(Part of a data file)
*****

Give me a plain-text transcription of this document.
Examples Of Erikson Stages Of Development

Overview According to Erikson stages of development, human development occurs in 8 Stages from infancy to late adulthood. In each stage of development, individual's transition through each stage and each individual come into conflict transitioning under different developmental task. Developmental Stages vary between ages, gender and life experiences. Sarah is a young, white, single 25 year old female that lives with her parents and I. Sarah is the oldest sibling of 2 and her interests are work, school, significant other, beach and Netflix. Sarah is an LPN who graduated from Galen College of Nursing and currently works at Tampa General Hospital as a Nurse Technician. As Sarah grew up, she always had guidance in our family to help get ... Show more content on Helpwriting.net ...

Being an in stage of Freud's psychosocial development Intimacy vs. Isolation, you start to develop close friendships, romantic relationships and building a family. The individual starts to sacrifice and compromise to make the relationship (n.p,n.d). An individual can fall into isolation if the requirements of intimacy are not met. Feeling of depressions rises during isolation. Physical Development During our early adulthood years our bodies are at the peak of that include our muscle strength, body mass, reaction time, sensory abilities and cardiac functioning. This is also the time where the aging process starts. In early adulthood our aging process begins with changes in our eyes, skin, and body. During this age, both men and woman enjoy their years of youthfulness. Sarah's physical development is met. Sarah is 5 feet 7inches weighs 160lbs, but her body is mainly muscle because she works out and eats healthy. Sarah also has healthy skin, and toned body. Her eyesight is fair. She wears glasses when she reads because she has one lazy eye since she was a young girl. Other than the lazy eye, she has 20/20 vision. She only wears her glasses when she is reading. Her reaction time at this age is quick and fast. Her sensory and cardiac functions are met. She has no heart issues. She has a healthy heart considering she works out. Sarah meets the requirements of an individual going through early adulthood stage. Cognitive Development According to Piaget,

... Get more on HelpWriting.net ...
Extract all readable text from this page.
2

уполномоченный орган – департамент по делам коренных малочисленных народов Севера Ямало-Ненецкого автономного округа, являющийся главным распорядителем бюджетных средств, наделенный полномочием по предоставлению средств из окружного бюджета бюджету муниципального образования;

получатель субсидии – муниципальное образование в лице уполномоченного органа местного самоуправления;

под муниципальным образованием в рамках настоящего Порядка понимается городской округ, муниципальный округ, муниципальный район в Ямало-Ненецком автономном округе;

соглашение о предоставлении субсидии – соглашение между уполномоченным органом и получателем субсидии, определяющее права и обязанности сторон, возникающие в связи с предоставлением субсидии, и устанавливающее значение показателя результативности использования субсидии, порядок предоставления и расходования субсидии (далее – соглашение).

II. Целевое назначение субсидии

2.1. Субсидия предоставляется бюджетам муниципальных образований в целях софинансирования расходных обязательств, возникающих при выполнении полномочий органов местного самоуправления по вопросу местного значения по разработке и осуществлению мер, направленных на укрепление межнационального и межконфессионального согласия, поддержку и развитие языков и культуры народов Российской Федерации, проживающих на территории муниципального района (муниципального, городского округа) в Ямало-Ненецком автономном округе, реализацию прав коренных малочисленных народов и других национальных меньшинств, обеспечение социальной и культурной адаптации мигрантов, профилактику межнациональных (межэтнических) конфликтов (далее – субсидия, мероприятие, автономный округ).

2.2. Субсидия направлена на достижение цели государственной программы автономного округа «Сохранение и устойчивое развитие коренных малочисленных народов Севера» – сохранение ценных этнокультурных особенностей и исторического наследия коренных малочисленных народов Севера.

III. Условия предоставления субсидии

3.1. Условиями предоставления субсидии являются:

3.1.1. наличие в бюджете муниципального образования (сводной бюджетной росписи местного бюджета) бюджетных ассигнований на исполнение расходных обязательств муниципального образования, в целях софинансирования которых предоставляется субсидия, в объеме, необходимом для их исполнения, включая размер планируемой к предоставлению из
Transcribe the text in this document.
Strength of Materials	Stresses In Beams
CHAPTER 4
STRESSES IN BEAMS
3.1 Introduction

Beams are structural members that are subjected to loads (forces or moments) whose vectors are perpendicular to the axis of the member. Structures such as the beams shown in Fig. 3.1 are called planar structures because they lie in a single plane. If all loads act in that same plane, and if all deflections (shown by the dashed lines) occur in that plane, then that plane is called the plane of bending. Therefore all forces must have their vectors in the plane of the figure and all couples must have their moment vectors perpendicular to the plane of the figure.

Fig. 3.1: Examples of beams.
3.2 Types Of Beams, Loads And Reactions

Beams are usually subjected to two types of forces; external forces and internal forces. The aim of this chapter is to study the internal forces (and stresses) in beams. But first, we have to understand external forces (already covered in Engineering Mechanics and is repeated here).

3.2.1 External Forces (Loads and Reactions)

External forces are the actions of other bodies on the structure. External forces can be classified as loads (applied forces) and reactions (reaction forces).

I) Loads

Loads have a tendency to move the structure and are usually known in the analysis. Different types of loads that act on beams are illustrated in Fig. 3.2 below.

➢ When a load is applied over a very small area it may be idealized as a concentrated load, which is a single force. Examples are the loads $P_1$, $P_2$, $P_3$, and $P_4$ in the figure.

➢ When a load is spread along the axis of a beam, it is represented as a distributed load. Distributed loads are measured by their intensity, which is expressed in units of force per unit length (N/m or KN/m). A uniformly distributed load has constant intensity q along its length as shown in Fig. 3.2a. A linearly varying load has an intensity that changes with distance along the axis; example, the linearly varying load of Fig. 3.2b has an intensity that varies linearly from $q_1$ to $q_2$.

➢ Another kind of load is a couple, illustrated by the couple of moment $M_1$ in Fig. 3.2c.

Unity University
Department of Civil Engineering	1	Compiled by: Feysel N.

*****

Copy each line of the data exactly, leaving nothing out.

OUTPUT OF THE TASK:
Give me a plain-text transcription of this document.
Examples Of Erikson Stages Of Development

Overview According to Erikson stages of development, human development occurs in 8 Stages from infancy to late adulthood. In each stage of development, individual's transition through each stage and each individual come into conflict transitioning under different developmental task. Developmental Stages vary between ages, gender and life experiences. Sarah is a young, white, single 25 year old female that lives with her parents and I. Sarah is the oldest sibling of 2 and her interests are work, school, significant other, beach and Netflix. Sarah is an LPN who graduated from Galen College of Nursing and currently works at Tampa General Hospital as a Nurse Technician. As Sarah grew up, she always had guidance in our family to help get ... Show more content on Helpwriting.net ...

Being an in stage of Freud's psychosocial development Intimacy vs. Isolation, you start to develop close friendships, romantic relationships and building a family. The individual starts to sacrifice and compromise to make the relationship (n.p,n.d). An individual can fall into isolation if the requirements of intimacy are not met. Feeling of depressions rises during isolation. Physical Development During our early adulthood years our bodies are at the peak of that include our muscle strength, body mass, reaction time, sensory abilities and cardiac functioning. This is also the time where the aging process starts. In early adulthood our aging process begins with changes in our eyes, skin, and body. During this age, both men and woman enjoy their years of youthfulness. Sarah's physical development is met. Sarah is 5 feet 7inches weighs 160lbs, but her body is mainly muscle because she works out and eats healthy. Sarah also has healthy skin, and toned body. Her eyesight is fair. She wears glasses when she reads because she has one lazy eye since she was a young girl. Other than the lazy eye, she has 20/20 vision. She only wears her glasses when she is reading. Her reaction time at this age is quick and fast. Her sensory and cardiac functions are met. She has no heart issues. She has a healthy heart considering she works out. Sarah meets the requirements of an individual going through early adulthood stage. Cognitive Development According to Piaget,

... Get more on HelpWriting.net ...
Extract all readable text from this page.
2

уполномоченный орган – департамент по делам коренных малочисленных народов Севера Ямало-Ненецкого автономного округа, являющийся главным распорядителем бюджетных средств, наделенный полномочием по предоставлению средств из окружного бюджета бюджету муниципального образования;

получатель субсидии – муниципальное образование в лице уполномоченного органа местного самоуправления;

под муниципальным образованием в рамках настоящего Порядка понимается городской округ, муниципальный округ, муниципальный район в Ямало-Ненецком автономном округе;

соглашение о предоставлении субсидии – соглашение между уполномоченным органом и получателем субсидии, определяющее права и обязанности сторон, возникающие в связи с предоставлением субсидии, и устанавливающее значение показателя результативности использования субсидии, порядок предоставления и расходования субсидии (далее – соглашение).

II. Целевое назначение субсидии

2.1. Субсидия предоставляется бюджетам муниципальных образований в целях софинансирования расходных обязательств, возникающих при выполнении полномочий органов местного самоуправления по вопросу местного значения по разработке и осуществлению мер, направленных на укрепление межнационального и межконфессионального согласия, поддержку и развитие языков и культуры народов Российской Федерации, проживающих на территории муниципального района (муниципального, городского округа) в Ямало-Ненецком автономном округе, реализацию прав коренных малочисленных народов и других национальных меньшинств, обеспечение социальной и культурной адаптации мигрантов, профилактику межнациональных (межэтнических) конфликтов (далее – субсидия, мероприятие, автономный округ).

2.2. Субсидия направлена на достижение цели государственной программы автономного округа «Сохранение и устойчивое развитие коренных малочисленных народов Севера» – сохранение ценных этнокультурных особенностей и исторического наследия коренных малочисленных народов Севера.

III. Условия предоставления субсидии

3.1. Условиями предоставления субсидии являются:

3.1.1. наличие в бюджете муниципального образования (сводной бюджетной росписи местного бюджета) бюджетных ассигнований на исполнение расходных обязательств муниципального образования, в целях софинансирования которых предоставляется субсидия, в объеме, необходимом для их исполнения, включая размер планируемой к предоставлению из
Transcribe the text in this document.
Strength of Materials	Stresses In Beams
CHAPTER 4
STRESSES IN BEAMS
3.1 Introduction

Beams are structural members that are subjected to loads (forces or moments) whose vectors are perpendicular to the axis of the member. Structures such as the beams shown in Fig. 3.1 are called planar structures because they lie in a single plane. If all loads act in that same plane, and if all deflections (shown by the dashed lines) occur in that plane, then that plane is called the plane of bending. Therefore all forces must have their vectors in the plane of the figure and all couples must have their moment vectors perpendicular to the plane of the figure.

Fig. 3.1: Examples of beams.
3.2 Types Of Beams, Loads And Reactions

Beams are usually subjected to two types of forces; external forces and internal forces. The aim of this chapter is to study the internal forces (and stresses) in beams. But first, we have to understand external forces (already covered in Engineering Mechanics and is repeated here).

3.2.1 External Forces (Loads and Reactions)

External forces are the actions of other bodies on the structure. External forces can be classified as loads (applied forces) and reactions (reaction forces).

I) Loads

Loads have a tendency to move the structure and are usually known in the analysis. Different types of loads that act on beams are illustrated in Fig. 3.2 below.

➢ When a load is applied over a very small area it may be idealized as a concentrated load, which is a single force. Examples are the loads $P_1$, $P_2$, $P_3$, and $P_4$ in the figure.

➢ When a load is spread along the axis of a beam, it is represented as a distributed load. Distributed loads are measured by their intensity, which is expressed in units of force per unit length (N/m or KN/m). A uniformly distributed load has constant intensity q along its length as shown in Fig. 3.2a. A linearly varying load has an intensity that changes with distance along the axis; example, the linearly varying load of Fig. 3.2b has an intensity that varies linearly from $q_1$ to $q_2$.

➢ Another kind of load is a couple, illustrated by the couple of moment $M_1$ in Fig. 3.2c.

Unity University
Department of Civil Engineering	1	Compiled by: Feysel N.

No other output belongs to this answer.